# [Records for processing]
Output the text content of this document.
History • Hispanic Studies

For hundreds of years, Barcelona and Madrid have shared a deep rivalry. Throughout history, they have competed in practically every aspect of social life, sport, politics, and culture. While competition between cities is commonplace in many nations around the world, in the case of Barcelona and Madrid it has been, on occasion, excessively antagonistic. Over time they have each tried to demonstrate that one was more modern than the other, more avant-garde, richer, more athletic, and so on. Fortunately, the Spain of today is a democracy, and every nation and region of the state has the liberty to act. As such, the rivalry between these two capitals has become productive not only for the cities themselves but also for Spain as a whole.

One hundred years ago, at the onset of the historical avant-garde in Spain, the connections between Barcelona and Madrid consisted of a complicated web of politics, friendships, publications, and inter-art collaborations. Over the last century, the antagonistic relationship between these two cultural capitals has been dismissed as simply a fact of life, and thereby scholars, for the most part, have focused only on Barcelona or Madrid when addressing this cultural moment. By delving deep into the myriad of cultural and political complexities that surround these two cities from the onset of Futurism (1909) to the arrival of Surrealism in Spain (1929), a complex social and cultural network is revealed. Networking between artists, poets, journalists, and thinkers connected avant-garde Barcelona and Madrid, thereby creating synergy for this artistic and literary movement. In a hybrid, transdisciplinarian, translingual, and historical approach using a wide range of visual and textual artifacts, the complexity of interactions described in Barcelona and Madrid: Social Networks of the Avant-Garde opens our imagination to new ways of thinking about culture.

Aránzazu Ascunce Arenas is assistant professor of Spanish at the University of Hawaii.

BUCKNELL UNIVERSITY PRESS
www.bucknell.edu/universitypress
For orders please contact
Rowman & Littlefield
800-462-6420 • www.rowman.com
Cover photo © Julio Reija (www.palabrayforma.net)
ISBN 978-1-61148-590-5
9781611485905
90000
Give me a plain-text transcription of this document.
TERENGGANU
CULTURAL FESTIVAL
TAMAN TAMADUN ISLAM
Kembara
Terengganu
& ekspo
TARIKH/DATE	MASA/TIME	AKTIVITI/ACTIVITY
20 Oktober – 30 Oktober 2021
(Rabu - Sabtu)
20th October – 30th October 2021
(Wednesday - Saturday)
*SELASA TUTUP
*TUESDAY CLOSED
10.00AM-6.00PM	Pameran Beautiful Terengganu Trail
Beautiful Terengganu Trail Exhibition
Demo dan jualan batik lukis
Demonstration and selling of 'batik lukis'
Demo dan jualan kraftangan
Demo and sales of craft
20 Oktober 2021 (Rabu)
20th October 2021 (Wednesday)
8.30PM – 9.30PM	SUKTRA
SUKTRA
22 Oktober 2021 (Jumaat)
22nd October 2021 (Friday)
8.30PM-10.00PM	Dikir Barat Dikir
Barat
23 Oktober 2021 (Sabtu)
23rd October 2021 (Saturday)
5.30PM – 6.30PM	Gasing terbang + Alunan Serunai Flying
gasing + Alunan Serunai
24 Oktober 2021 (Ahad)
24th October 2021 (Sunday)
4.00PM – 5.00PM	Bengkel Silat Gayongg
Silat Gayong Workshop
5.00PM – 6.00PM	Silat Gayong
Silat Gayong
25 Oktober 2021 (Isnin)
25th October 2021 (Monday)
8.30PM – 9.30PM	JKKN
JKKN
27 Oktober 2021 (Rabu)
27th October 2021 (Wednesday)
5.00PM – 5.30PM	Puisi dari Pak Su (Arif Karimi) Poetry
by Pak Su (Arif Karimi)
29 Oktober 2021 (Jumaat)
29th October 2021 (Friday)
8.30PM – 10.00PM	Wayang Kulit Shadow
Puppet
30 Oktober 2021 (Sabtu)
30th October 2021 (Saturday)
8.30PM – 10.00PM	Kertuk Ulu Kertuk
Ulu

# [Set problem]
Reply with nothing but a number: how many lines of the entries above contain the string "Beautiful"?

# [The result]
2